>> Start RECORDS SHOWN

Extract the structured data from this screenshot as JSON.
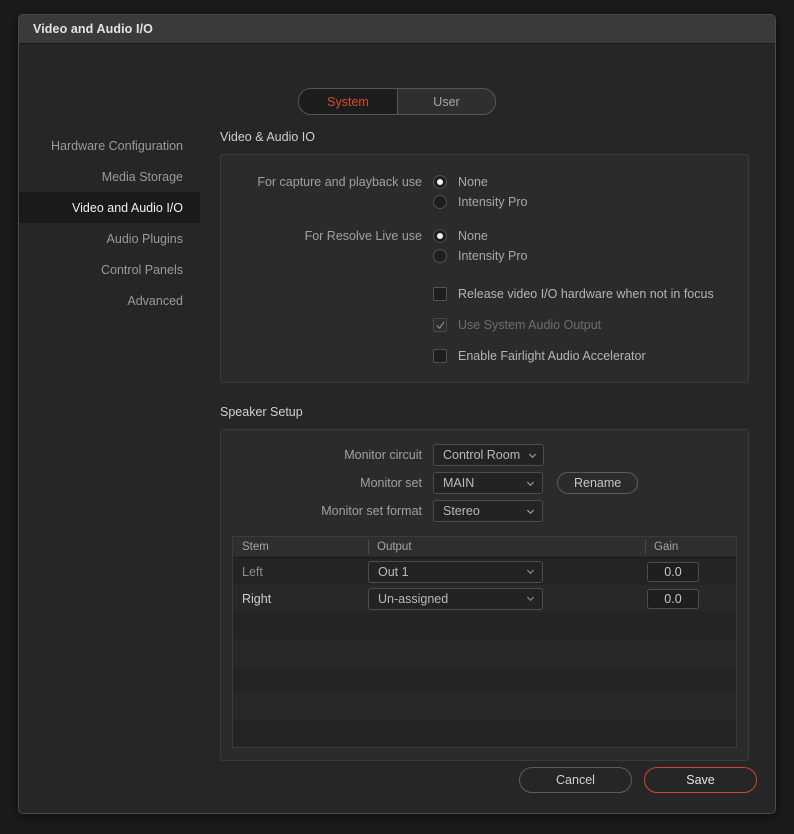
{
  "window": {
    "title": "Video and Audio I/O"
  },
  "tabs": [
    {
      "label": "System",
      "active": true
    },
    {
      "label": "User",
      "active": false
    }
  ],
  "sidebar": {
    "items": [
      {
        "label": "Hardware Configuration",
        "active": false
      },
      {
        "label": "Media Storage",
        "active": false
      },
      {
        "label": "Video and Audio I/O",
        "active": true
      },
      {
        "label": "Audio Plugins",
        "active": false
      },
      {
        "label": "Control Panels",
        "active": false
      },
      {
        "label": "Advanced",
        "active": false
      }
    ]
  },
  "video_audio_io": {
    "section_title": "Video & Audio IO",
    "capture_label": "For capture and playback use",
    "capture_options": [
      {
        "label": "None",
        "selected": true
      },
      {
        "label": "Intensity Pro",
        "selected": false
      }
    ],
    "live_label": "For Resolve Live use",
    "live_options": [
      {
        "label": "None",
        "selected": true
      },
      {
        "label": "Intensity Pro",
        "selected": false
      }
    ],
    "checkboxes": [
      {
        "label": "Release video I/O hardware when not in focus",
        "checked": false,
        "disabled": false
      },
      {
        "label": "Use System Audio Output",
        "checked": true,
        "disabled": true
      },
      {
        "label": "Enable Fairlight Audio Accelerator",
        "checked": false,
        "disabled": false
      }
    ]
  },
  "speaker_setup": {
    "section_title": "Speaker Setup",
    "monitor_circuit_label": "Monitor circuit",
    "monitor_circuit_value": "Control Room",
    "monitor_set_label": "Monitor set",
    "monitor_set_value": "MAIN",
    "rename_label": "Rename",
    "monitor_set_format_label": "Monitor set format",
    "monitor_set_format_value": "Stereo",
    "table": {
      "headers": [
        "Stem",
        "Output",
        "Gain"
      ],
      "rows": [
        {
          "stem": "Left",
          "output": "Out 1",
          "gain": "0.0",
          "dim": true
        },
        {
          "stem": "Right",
          "output": "Un-assigned",
          "gain": "0.0",
          "dim": false
        }
      ],
      "empty_row_count": 5
    }
  },
  "footer": {
    "cancel_label": "Cancel",
    "save_label": "Save"
  },
  "colors": {
    "accent": "#d1452a",
    "tab_active_text": "#d14d2c",
    "window_bg": "#262626",
    "titlebar_bg": "#3a3a3a",
    "panel_bg": "#2b2b2b"
  },
  "icons": {
    "chevron_down": "chevron-down-icon",
    "check": "check-icon"
  }
}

>> End RECORDS SHOWN

* [WHAT IS ASKED]
From the material above, reproduce everything verbatim except the pictures.

* [EXERCISE RESULT]
Extract the structured data from this screenshot as JSON.
{
  "window": {
    "title": "Video and Audio I/O"
  },
  "tabs": [
    {
      "label": "System",
      "active": true
    },
    {
      "label": "User",
      "active": false
    }
  ],
  "sidebar": {
    "items": [
      {
        "label": "Hardware Configuration",
        "active": false
      },
      {
        "label": "Media Storage",
        "active": false
      },
      {
        "label": "Video and Audio I/O",
        "active": true
      },
      {
        "label": "Audio Plugins",
        "active": false
      },
      {
        "label": "Control Panels",
        "active": false
      },
      {
        "label": "Advanced",
        "active": false
      }
    ]
  },
  "video_audio_io": {
    "section_title": "Video & Audio IO",
    "capture_label": "For capture and playback use",
    "capture_options": [
      {
        "label": "None",
        "selected": true
      },
      {
        "label": "Intensity Pro",
        "selected": false
      }
    ],
    "live_label": "For Resolve Live use",
    "live_options": [
      {
        "label": "None",
        "selected": true
      },
      {
        "label": "Intensity Pro",
        "selected": false
      }
    ],
    "checkboxes": [
      {
        "label": "Release video I/O hardware when not in focus",
        "checked": false,
        "disabled": false
      },
      {
        "label": "Use System Audio Output",
        "checked": true,
        "disabled": true
      },
      {
        "label": "Enable Fairlight Audio Accelerator",
        "checked": false,
        "disabled": false
      }
    ]
  },
  "speaker_setup": {
    "section_title": "Speaker Setup",
    "monitor_circuit_label": "Monitor circuit",
    "monitor_circuit_value": "Control Room",
    "monitor_set_label": "Monitor set",
    "monitor_set_value": "MAIN",
    "rename_label": "Rename",
    "monitor_set_format_label": "Monitor set format",
    "monitor_set_format_value": "Stereo",
    "table": {
      "headers": [
        "Stem",
        "Output",
        "Gain"
      ],
      "rows": [
        {
          "stem": "Left",
          "output": "Out 1",
          "gain": "0.0",
          "dim": true
        },
        {
          "stem": "Right",
          "output": "Un-assigned",
          "gain": "0.0",
          "dim": false
        }
      ],
      "empty_row_count": 5
    }
  },
  "footer": {
    "cancel_label": "Cancel",
    "save_label": "Save"
  },
  "colors": {
    "accent": "#d1452a",
    "tab_active_text": "#d14d2c",
    "window_bg": "#262626",
    "titlebar_bg": "#3a3a3a",
    "panel_bg": "#2b2b2b"
  },
  "icons": {
    "chevron_down": "chevron-down-icon",
    "check": "check-icon"
  }
}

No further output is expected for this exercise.